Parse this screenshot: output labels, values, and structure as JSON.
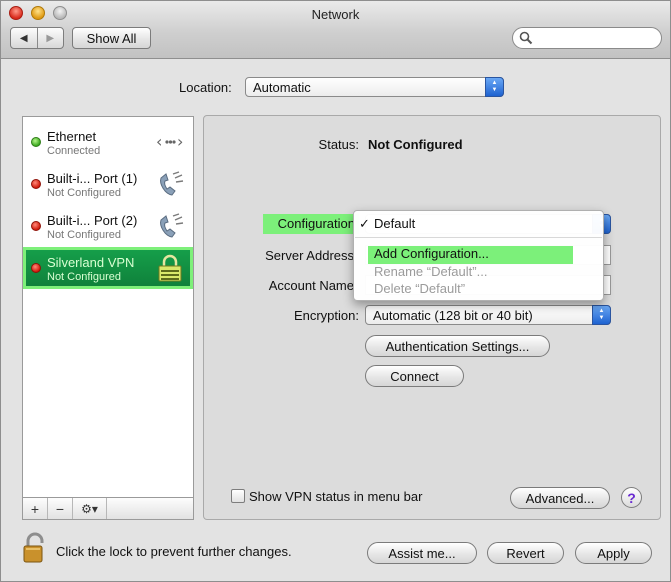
{
  "window": {
    "title": "Network"
  },
  "toolbar": {
    "back_glyph": "◀",
    "forward_glyph": "▶",
    "show_all_label": "Show All",
    "search_placeholder": ""
  },
  "location": {
    "label": "Location:",
    "value": "Automatic"
  },
  "services": [
    {
      "name": "Ethernet",
      "status": "Connected",
      "status_color": "#3aa81e",
      "icon": "ethernet-icon"
    },
    {
      "name": "Built-i... Port (1)",
      "status": "Not Configured",
      "status_color": "#d11a0c",
      "icon": "phone-modem-icon"
    },
    {
      "name": "Built-i... Port (2)",
      "status": "Not Configured",
      "status_color": "#d11a0c",
      "icon": "phone-modem-icon"
    },
    {
      "name": "Silverland VPN",
      "status": "Not Configured",
      "status_color": "#d11a0c",
      "icon": "vpn-lock-icon",
      "selected": true
    }
  ],
  "sidebar_toolbar": {
    "add": "+",
    "remove": "−",
    "gear": "⚙▾"
  },
  "detail": {
    "status_label": "Status:",
    "status_value": "Not Configured",
    "configuration_label": "Configuration",
    "server_address_label": "Server Address",
    "account_name_label": "Account Name",
    "encryption_label": "Encryption:",
    "encryption_value": "Automatic (128 bit or 40 bit)",
    "auth_settings_label": "Authentication Settings...",
    "connect_label": "Connect",
    "show_vpn_label": "Show VPN status in menu bar",
    "show_vpn_checked": false,
    "advanced_label": "Advanced...",
    "help_label": "?"
  },
  "config_menu": {
    "items": [
      {
        "label": "Default",
        "checked": true,
        "enabled": true
      },
      {
        "label": "Add Configuration...",
        "enabled": true,
        "highlighted": true
      },
      {
        "label": "Rename “Default”...",
        "enabled": false
      },
      {
        "label": "Delete “Default”",
        "enabled": false
      }
    ],
    "check_glyph": "✓"
  },
  "footer": {
    "lock_text": "Click the lock to prevent further changes.",
    "assist_label": "Assist me...",
    "revert_label": "Revert",
    "apply_label": "Apply"
  },
  "colors": {
    "highlight": "#7cf07a",
    "selected_row": "#128c40",
    "accent_blue": "#1e62d0"
  }
}
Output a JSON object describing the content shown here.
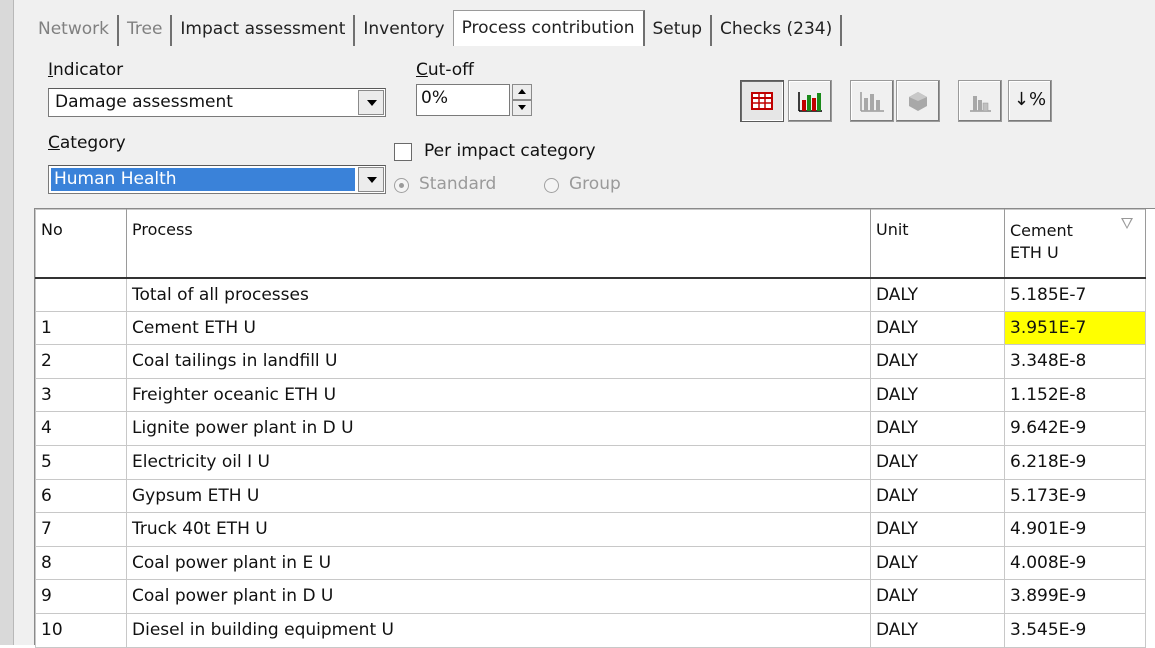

--

WHAT IS EXPECTED ->
Using the records above, find and show each line with the string "Built".

EXERCISE OUTPUT ->
      "name": "Built-i... Port (1)",
      "name": "Built-i... Port (2)",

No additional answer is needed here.